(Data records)
++++++
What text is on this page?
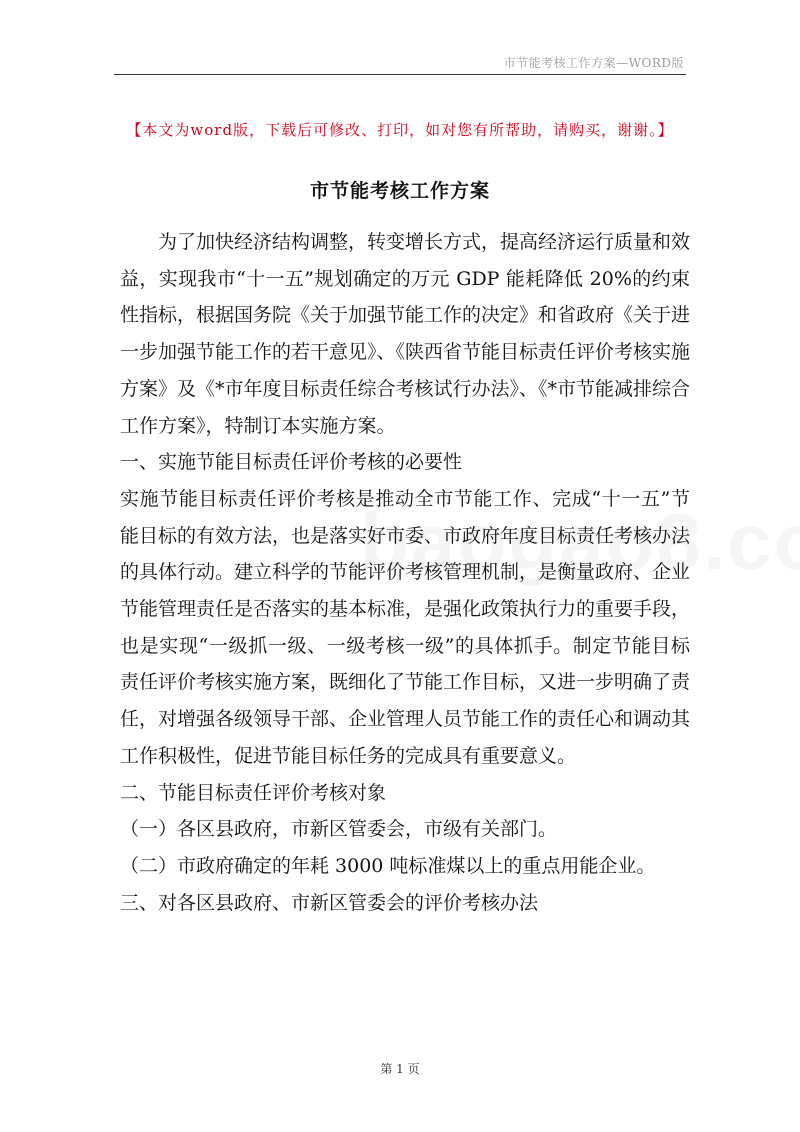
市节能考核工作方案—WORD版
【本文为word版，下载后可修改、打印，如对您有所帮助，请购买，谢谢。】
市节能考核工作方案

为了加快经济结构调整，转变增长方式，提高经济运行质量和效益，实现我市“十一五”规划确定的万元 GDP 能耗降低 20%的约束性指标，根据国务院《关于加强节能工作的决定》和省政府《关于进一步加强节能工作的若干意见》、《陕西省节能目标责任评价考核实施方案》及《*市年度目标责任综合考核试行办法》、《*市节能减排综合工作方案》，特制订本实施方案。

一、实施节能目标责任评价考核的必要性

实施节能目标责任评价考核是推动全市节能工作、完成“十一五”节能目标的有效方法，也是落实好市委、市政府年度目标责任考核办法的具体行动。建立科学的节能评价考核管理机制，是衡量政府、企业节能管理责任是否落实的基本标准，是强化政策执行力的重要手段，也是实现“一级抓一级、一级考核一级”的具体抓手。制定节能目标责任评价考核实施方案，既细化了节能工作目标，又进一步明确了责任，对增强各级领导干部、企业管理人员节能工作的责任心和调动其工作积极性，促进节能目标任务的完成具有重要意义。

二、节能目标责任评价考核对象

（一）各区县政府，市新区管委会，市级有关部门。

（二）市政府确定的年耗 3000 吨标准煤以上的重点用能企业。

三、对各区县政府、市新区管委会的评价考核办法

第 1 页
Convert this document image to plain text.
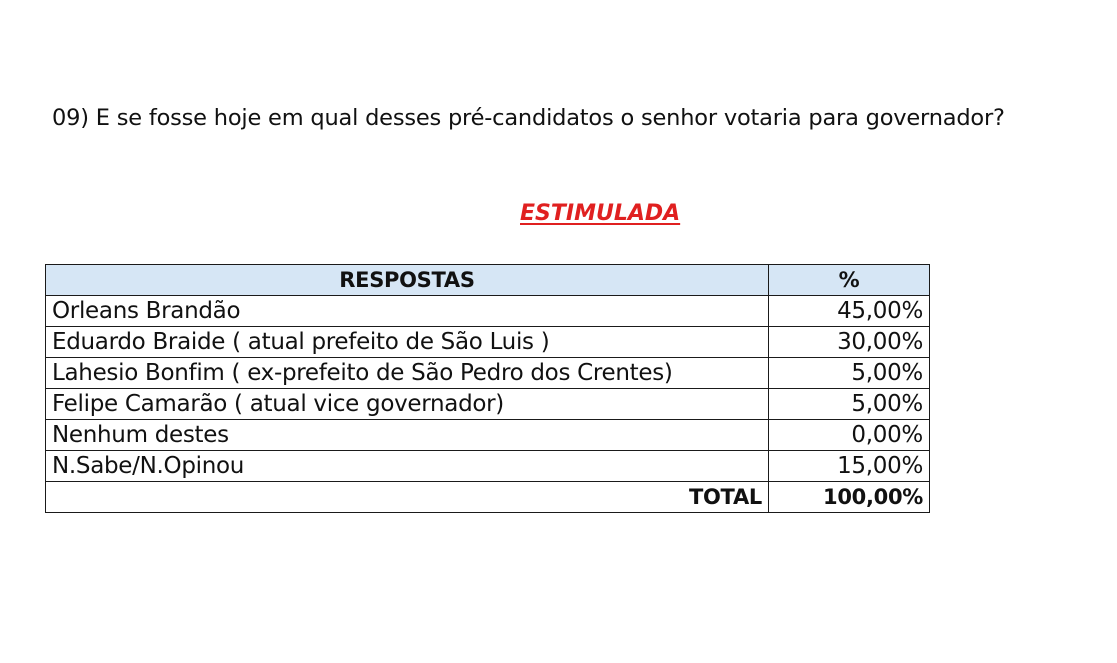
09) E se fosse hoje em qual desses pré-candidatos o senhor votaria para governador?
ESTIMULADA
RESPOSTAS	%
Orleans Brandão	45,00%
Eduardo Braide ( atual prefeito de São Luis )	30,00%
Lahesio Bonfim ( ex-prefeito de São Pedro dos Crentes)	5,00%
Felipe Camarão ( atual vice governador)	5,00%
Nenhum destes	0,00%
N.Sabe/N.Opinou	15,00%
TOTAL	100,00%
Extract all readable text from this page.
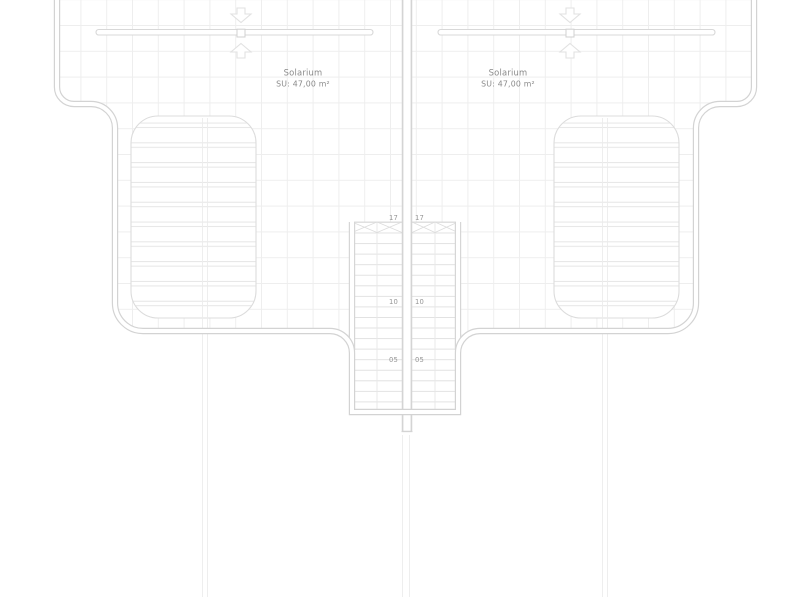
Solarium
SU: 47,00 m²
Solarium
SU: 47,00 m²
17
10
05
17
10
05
++++++
Restate every record exactly, please; do not copy the pictures.

What text is on this page?
市节能考核工作方案—WORD版
【本文为word版，下载后可修改、打印，如对您有所帮助，请购买，谢谢。】
市节能考核工作方案

为了加快经济结构调整，转变增长方式，提高经济运行质量和效益，实现我市“十一五”规划确定的万元 GDP 能耗降低 20%的约束性指标，根据国务院《关于加强节能工作的决定》和省政府《关于进一步加强节能工作的若干意见》、《陕西省节能目标责任评价考核实施方案》及《*市年度目标责任综合考核试行办法》、《*市节能减排综合工作方案》，特制订本实施方案。

一、实施节能目标责任评价考核的必要性

实施节能目标责任评价考核是推动全市节能工作、完成“十一五”节能目标的有效方法，也是落实好市委、市政府年度目标责任考核办法的具体行动。建立科学的节能评价考核管理机制，是衡量政府、企业节能管理责任是否落实的基本标准，是强化政策执行力的重要手段，也是实现“一级抓一级、一级考核一级”的具体抓手。制定节能目标责任评价考核实施方案，既细化了节能工作目标，又进一步明确了责任，对增强各级领导干部、企业管理人员节能工作的责任心和调动其工作积极性，促进节能目标任务的完成具有重要意义。

二、节能目标责任评价考核对象

（一）各区县政府，市新区管委会，市级有关部门。

（二）市政府确定的年耗 3000 吨标准煤以上的重点用能企业。

三、对各区县政府、市新区管委会的评价考核办法

第 1 页
Convert this document image to plain text.
09) E se fosse hoje em qual desses pré-candidatos o senhor votaria para governador?
ESTIMULADA
RESPOSTAS	%
Orleans Brandão	45,00%
Eduardo Braide ( atual prefeito de São Luis )	30,00%
Lahesio Bonfim ( ex-prefeito de São Pedro dos Crentes)	5,00%
Felipe Camarão ( atual vice governador)	5,00%
Nenhum destes	0,00%
N.Sabe/N.Opinou	15,00%
TOTAL	100,00%
Extract all readable text from this page.
Solarium
SU: 47,00 m²
Solarium
SU: 47,00 m²
17
10
05
17
10
05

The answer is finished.